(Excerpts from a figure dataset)
☆ ☆ ☆ ☆ ☆

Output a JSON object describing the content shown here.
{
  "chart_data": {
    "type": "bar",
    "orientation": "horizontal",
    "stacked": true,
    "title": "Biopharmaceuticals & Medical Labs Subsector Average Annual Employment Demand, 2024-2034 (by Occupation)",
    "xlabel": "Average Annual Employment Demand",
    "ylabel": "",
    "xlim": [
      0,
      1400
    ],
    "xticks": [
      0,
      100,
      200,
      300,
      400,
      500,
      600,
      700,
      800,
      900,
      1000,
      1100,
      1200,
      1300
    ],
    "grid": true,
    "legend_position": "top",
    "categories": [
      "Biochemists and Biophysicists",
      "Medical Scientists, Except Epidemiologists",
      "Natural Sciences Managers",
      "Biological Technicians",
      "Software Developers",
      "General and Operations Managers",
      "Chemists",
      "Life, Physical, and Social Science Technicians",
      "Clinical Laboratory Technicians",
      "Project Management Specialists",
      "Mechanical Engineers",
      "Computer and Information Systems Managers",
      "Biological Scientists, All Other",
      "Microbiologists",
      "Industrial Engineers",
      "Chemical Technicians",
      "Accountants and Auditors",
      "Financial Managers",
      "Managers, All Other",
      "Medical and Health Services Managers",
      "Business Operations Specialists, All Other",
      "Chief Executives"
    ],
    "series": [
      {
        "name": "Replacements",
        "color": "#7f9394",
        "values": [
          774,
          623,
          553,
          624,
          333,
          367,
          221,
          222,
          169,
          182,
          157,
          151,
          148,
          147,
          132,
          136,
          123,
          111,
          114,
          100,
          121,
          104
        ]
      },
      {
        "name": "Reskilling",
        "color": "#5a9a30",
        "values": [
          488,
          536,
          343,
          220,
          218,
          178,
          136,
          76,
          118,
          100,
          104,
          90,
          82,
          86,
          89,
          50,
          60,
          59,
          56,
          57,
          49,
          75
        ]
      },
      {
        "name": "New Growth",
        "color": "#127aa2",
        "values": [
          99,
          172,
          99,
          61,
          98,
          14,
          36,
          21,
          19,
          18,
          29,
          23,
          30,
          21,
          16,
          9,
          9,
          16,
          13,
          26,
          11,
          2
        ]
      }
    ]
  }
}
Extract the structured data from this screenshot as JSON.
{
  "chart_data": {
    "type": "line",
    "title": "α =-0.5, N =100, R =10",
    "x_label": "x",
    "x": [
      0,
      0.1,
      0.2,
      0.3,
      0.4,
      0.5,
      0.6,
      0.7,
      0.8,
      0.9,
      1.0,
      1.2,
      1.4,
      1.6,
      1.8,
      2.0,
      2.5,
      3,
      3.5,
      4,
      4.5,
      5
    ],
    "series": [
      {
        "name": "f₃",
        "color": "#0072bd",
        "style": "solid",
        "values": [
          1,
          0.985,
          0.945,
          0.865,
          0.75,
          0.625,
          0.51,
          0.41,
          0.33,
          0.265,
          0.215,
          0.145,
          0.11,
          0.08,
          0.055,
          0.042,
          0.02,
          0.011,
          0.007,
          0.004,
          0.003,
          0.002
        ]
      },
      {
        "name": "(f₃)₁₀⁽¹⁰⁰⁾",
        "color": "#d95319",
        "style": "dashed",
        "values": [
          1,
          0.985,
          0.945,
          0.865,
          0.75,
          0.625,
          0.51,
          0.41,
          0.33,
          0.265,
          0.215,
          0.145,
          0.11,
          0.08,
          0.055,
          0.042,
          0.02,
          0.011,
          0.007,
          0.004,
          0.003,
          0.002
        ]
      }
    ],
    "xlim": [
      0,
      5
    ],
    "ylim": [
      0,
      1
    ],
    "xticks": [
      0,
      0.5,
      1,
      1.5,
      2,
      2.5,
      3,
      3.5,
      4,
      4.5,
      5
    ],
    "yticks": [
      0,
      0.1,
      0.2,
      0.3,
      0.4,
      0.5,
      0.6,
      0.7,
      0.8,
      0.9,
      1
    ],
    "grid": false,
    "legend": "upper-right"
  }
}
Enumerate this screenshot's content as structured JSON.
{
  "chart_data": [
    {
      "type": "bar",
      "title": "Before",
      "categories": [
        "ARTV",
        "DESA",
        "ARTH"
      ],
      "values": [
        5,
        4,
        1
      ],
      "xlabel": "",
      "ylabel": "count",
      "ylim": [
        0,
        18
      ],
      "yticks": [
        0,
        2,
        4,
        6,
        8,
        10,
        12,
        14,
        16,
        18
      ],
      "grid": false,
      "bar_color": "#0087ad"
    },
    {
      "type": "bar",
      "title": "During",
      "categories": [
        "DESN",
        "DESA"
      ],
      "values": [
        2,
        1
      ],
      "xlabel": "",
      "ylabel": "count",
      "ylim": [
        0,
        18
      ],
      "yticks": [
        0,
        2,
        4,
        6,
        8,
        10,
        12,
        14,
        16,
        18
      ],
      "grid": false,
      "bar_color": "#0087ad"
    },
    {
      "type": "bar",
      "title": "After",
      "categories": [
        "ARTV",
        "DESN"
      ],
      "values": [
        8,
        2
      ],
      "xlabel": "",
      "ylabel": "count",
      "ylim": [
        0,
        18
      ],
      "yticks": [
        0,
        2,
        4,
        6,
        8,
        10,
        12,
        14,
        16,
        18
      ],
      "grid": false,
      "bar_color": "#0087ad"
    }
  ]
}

☆ ☆ ☆ ☆ ☆

What is the number of lines in this listing that contain the word "Engineers"? Answer with that number and nothing else.

2